## Stated exercise
Reproduce all entries verbatim, with nothing added or dropped.

(Extracted records)
•••••
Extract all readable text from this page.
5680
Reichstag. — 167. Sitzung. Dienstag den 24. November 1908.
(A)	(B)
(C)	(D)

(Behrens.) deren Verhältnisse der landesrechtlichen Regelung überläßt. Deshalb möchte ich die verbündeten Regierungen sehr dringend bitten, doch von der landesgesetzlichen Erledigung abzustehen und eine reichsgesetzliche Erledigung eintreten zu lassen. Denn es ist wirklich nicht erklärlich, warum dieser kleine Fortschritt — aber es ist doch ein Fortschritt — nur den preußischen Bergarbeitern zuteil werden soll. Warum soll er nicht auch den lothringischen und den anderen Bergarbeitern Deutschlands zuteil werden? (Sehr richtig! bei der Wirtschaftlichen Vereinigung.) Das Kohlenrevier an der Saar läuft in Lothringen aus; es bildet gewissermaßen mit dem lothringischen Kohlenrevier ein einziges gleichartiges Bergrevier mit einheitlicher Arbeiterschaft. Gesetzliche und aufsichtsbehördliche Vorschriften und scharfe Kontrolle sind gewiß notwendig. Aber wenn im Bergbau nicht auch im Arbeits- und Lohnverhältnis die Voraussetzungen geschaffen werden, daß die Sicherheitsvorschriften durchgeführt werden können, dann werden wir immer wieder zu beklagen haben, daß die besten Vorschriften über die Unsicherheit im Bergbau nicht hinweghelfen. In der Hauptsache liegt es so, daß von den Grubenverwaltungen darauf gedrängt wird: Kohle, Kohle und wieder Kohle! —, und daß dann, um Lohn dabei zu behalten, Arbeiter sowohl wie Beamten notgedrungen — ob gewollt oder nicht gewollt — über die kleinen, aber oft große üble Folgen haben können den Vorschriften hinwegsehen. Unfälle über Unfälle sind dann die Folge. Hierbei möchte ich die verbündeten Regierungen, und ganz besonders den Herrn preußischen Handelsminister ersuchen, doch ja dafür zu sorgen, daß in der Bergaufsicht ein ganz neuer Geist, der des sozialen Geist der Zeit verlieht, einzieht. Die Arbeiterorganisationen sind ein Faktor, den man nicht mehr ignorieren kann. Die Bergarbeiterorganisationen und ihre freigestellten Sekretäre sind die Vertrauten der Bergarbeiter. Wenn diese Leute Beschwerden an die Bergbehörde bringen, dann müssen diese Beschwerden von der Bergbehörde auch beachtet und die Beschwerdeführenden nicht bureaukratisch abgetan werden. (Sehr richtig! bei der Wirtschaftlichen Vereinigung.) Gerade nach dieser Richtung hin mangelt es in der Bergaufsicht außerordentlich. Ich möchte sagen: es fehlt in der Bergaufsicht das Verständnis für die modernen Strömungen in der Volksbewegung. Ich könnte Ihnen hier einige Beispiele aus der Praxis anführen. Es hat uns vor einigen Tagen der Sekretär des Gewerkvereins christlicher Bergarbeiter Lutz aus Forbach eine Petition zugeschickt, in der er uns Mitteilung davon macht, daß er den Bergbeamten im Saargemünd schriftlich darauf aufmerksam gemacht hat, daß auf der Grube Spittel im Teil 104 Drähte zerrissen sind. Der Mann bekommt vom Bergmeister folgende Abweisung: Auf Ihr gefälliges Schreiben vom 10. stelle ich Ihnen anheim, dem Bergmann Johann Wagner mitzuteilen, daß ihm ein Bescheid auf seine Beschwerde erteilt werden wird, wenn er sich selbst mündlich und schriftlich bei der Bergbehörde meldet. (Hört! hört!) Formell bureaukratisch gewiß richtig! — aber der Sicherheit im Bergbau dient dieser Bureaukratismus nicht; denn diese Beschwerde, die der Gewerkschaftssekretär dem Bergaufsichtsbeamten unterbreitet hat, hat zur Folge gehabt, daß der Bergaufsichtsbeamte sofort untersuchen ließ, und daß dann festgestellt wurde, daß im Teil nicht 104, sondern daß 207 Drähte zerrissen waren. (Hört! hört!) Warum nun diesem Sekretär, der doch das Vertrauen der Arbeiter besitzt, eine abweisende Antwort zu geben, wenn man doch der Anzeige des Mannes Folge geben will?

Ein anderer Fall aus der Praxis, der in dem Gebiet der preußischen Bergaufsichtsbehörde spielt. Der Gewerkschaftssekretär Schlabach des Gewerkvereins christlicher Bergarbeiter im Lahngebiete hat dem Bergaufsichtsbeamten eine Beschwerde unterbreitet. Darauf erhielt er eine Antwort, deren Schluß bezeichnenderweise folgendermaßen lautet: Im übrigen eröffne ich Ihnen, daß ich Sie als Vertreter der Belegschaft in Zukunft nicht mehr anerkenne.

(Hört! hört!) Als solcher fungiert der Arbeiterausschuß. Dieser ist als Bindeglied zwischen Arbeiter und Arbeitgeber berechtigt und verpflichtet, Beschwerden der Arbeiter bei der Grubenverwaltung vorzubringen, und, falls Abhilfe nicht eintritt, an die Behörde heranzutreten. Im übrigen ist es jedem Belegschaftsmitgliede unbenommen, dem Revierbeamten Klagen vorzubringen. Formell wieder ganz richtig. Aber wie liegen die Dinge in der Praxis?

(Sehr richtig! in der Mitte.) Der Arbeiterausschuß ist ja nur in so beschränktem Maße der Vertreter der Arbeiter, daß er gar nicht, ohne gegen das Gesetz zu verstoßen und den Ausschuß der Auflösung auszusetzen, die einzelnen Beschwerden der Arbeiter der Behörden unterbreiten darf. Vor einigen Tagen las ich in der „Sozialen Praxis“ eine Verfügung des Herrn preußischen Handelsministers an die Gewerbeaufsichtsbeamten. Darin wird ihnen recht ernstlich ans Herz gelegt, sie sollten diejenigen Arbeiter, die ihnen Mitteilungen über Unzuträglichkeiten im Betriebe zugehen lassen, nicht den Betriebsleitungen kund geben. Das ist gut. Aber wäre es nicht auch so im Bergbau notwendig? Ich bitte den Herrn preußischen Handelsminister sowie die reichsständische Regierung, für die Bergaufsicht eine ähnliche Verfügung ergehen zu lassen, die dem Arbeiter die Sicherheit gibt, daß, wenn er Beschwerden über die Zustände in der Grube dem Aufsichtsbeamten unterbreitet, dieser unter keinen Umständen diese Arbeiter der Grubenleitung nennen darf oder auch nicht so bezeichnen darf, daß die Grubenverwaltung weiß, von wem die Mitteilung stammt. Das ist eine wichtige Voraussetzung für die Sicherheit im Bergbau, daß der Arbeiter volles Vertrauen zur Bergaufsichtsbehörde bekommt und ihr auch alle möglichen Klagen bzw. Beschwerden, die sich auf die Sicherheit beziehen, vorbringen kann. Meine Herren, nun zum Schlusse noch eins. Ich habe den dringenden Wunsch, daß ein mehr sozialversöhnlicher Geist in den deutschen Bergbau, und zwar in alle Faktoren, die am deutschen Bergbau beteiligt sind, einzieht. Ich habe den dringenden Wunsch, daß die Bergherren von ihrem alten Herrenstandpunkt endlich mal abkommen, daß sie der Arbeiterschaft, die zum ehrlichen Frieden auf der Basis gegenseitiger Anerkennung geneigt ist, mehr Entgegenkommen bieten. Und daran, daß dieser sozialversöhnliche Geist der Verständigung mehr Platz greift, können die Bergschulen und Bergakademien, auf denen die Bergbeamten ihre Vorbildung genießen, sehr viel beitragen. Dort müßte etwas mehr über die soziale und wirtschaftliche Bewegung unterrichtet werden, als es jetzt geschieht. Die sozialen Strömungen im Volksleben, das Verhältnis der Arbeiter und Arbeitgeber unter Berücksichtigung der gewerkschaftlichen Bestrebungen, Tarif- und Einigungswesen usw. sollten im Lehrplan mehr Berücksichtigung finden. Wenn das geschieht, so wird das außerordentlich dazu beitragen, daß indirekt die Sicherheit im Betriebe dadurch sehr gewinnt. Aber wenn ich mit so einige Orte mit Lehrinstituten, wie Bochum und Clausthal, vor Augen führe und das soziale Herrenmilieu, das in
•••••
## Solution to the problem
Extract all readable text from this page.
5680
Reichstag. — 167. Sitzung. Dienstag den 24. November 1908.
(A)	(B)
(C)	(D)

(Behrens.) deren Verhältnisse der landesrechtlichen Regelung überläßt. Deshalb möchte ich die verbündeten Regierungen sehr dringend bitten, doch von der landesgesetzlichen Erledigung abzustehen und eine reichsgesetzliche Erledigung eintreten zu lassen. Denn es ist wirklich nicht erklärlich, warum dieser kleine Fortschritt — aber es ist doch ein Fortschritt — nur den preußischen Bergarbeitern zuteil werden soll. Warum soll er nicht auch den lothringischen und den anderen Bergarbeitern Deutschlands zuteil werden? (Sehr richtig! bei der Wirtschaftlichen Vereinigung.) Das Kohlenrevier an der Saar läuft in Lothringen aus; es bildet gewissermaßen mit dem lothringischen Kohlenrevier ein einziges gleichartiges Bergrevier mit einheitlicher Arbeiterschaft. Gesetzliche und aufsichtsbehördliche Vorschriften und scharfe Kontrolle sind gewiß notwendig. Aber wenn im Bergbau nicht auch im Arbeits- und Lohnverhältnis die Voraussetzungen geschaffen werden, daß die Sicherheitsvorschriften durchgeführt werden können, dann werden wir immer wieder zu beklagen haben, daß die besten Vorschriften über die Unsicherheit im Bergbau nicht hinweghelfen. In der Hauptsache liegt es so, daß von den Grubenverwaltungen darauf gedrängt wird: Kohle, Kohle und wieder Kohle! —, und daß dann, um Lohn dabei zu behalten, Arbeiter sowohl wie Beamten notgedrungen — ob gewollt oder nicht gewollt — über die kleinen, aber oft große üble Folgen haben können den Vorschriften hinwegsehen. Unfälle über Unfälle sind dann die Folge. Hierbei möchte ich die verbündeten Regierungen, und ganz besonders den Herrn preußischen Handelsminister ersuchen, doch ja dafür zu sorgen, daß in der Bergaufsicht ein ganz neuer Geist, der des sozialen Geist der Zeit verlieht, einzieht. Die Arbeiterorganisationen sind ein Faktor, den man nicht mehr ignorieren kann. Die Bergarbeiterorganisationen und ihre freigestellten Sekretäre sind die Vertrauten der Bergarbeiter. Wenn diese Leute Beschwerden an die Bergbehörde bringen, dann müssen diese Beschwerden von der Bergbehörde auch beachtet und die Beschwerdeführenden nicht bureaukratisch abgetan werden. (Sehr richtig! bei der Wirtschaftlichen Vereinigung.) Gerade nach dieser Richtung hin mangelt es in der Bergaufsicht außerordentlich. Ich möchte sagen: es fehlt in der Bergaufsicht das Verständnis für die modernen Strömungen in der Volksbewegung. Ich könnte Ihnen hier einige Beispiele aus der Praxis anführen. Es hat uns vor einigen Tagen der Sekretär des Gewerkvereins christlicher Bergarbeiter Lutz aus Forbach eine Petition zugeschickt, in der er uns Mitteilung davon macht, daß er den Bergbeamten im Saargemünd schriftlich darauf aufmerksam gemacht hat, daß auf der Grube Spittel im Teil 104 Drähte zerrissen sind. Der Mann bekommt vom Bergmeister folgende Abweisung: Auf Ihr gefälliges Schreiben vom 10. stelle ich Ihnen anheim, dem Bergmann Johann Wagner mitzuteilen, daß ihm ein Bescheid auf seine Beschwerde erteilt werden wird, wenn er sich selbst mündlich und schriftlich bei der Bergbehörde meldet. (Hört! hört!) Formell bureaukratisch gewiß richtig! — aber der Sicherheit im Bergbau dient dieser Bureaukratismus nicht; denn diese Beschwerde, die der Gewerkschaftssekretär dem Bergaufsichtsbeamten unterbreitet hat, hat zur Folge gehabt, daß der Bergaufsichtsbeamte sofort untersuchen ließ, und daß dann festgestellt wurde, daß im Teil nicht 104, sondern daß 207 Drähte zerrissen waren. (Hört! hört!) Warum nun diesem Sekretär, der doch das Vertrauen der Arbeiter besitzt, eine abweisende Antwort zu geben, wenn man doch der Anzeige des Mannes Folge geben will?

Ein anderer Fall aus der Praxis, der in dem Gebiet der preußischen Bergaufsichtsbehörde spielt. Der Gewerkschaftssekretär Schlabach des Gewerkvereins christlicher Bergarbeiter im Lahngebiete hat dem Bergaufsichtsbeamten eine Beschwerde unterbreitet. Darauf erhielt er eine Antwort, deren Schluß bezeichnenderweise folgendermaßen lautet: Im übrigen eröffne ich Ihnen, daß ich Sie als Vertreter der Belegschaft in Zukunft nicht mehr anerkenne.

(Hört! hört!) Als solcher fungiert der Arbeiterausschuß. Dieser ist als Bindeglied zwischen Arbeiter und Arbeitgeber berechtigt und verpflichtet, Beschwerden der Arbeiter bei der Grubenverwaltung vorzubringen, und, falls Abhilfe nicht eintritt, an die Behörde heranzutreten. Im übrigen ist es jedem Belegschaftsmitgliede unbenommen, dem Revierbeamten Klagen vorzubringen. Formell wieder ganz richtig. Aber wie liegen die Dinge in der Praxis?

(Sehr richtig! in der Mitte.) Der Arbeiterausschuß ist ja nur in so beschränktem Maße der Vertreter der Arbeiter, daß er gar nicht, ohne gegen das Gesetz zu verstoßen und den Ausschuß der Auflösung auszusetzen, die einzelnen Beschwerden der Arbeiter der Behörden unterbreiten darf. Vor einigen Tagen las ich in der „Sozialen Praxis“ eine Verfügung des Herrn preußischen Handelsministers an die Gewerbeaufsichtsbeamten. Darin wird ihnen recht ernstlich ans Herz gelegt, sie sollten diejenigen Arbeiter, die ihnen Mitteilungen über Unzuträglichkeiten im Betriebe zugehen lassen, nicht den Betriebsleitungen kund geben. Das ist gut. Aber wäre es nicht auch so im Bergbau notwendig? Ich bitte den Herrn preußischen Handelsminister sowie die reichsständische Regierung, für die Bergaufsicht eine ähnliche Verfügung ergehen zu lassen, die dem Arbeiter die Sicherheit gibt, daß, wenn er Beschwerden über die Zustände in der Grube dem Aufsichtsbeamten unterbreitet, dieser unter keinen Umständen diese Arbeiter der Grubenleitung nennen darf oder auch nicht so bezeichnen darf, daß die Grubenverwaltung weiß, von wem die Mitteilung stammt. Das ist eine wichtige Voraussetzung für die Sicherheit im Bergbau, daß der Arbeiter volles Vertrauen zur Bergaufsichtsbehörde bekommt und ihr auch alle möglichen Klagen bzw. Beschwerden, die sich auf die Sicherheit beziehen, vorbringen kann. Meine Herren, nun zum Schlusse noch eins. Ich habe den dringenden Wunsch, daß ein mehr sozialversöhnlicher Geist in den deutschen Bergbau, und zwar in alle Faktoren, die am deutschen Bergbau beteiligt sind, einzieht. Ich habe den dringenden Wunsch, daß die Bergherren von ihrem alten Herrenstandpunkt endlich mal abkommen, daß sie der Arbeiterschaft, die zum ehrlichen Frieden auf der Basis gegenseitiger Anerkennung geneigt ist, mehr Entgegenkommen bieten. Und daran, daß dieser sozialversöhnliche Geist der Verständigung mehr Platz greift, können die Bergschulen und Bergakademien, auf denen die Bergbeamten ihre Vorbildung genießen, sehr viel beitragen. Dort müßte etwas mehr über die soziale und wirtschaftliche Bewegung unterrichtet werden, als es jetzt geschieht. Die sozialen Strömungen im Volksleben, das Verhältnis der Arbeiter und Arbeitgeber unter Berücksichtigung der gewerkschaftlichen Bestrebungen, Tarif- und Einigungswesen usw. sollten im Lehrplan mehr Berücksichtigung finden. Wenn das geschieht, so wird das außerordentlich dazu beitragen, daß indirekt die Sicherheit im Betriebe dadurch sehr gewinnt. Aber wenn ich mit so einige Orte mit Lehrinstituten, wie Bochum und Clausthal, vor Augen führe und das soziale Herrenmilieu, das in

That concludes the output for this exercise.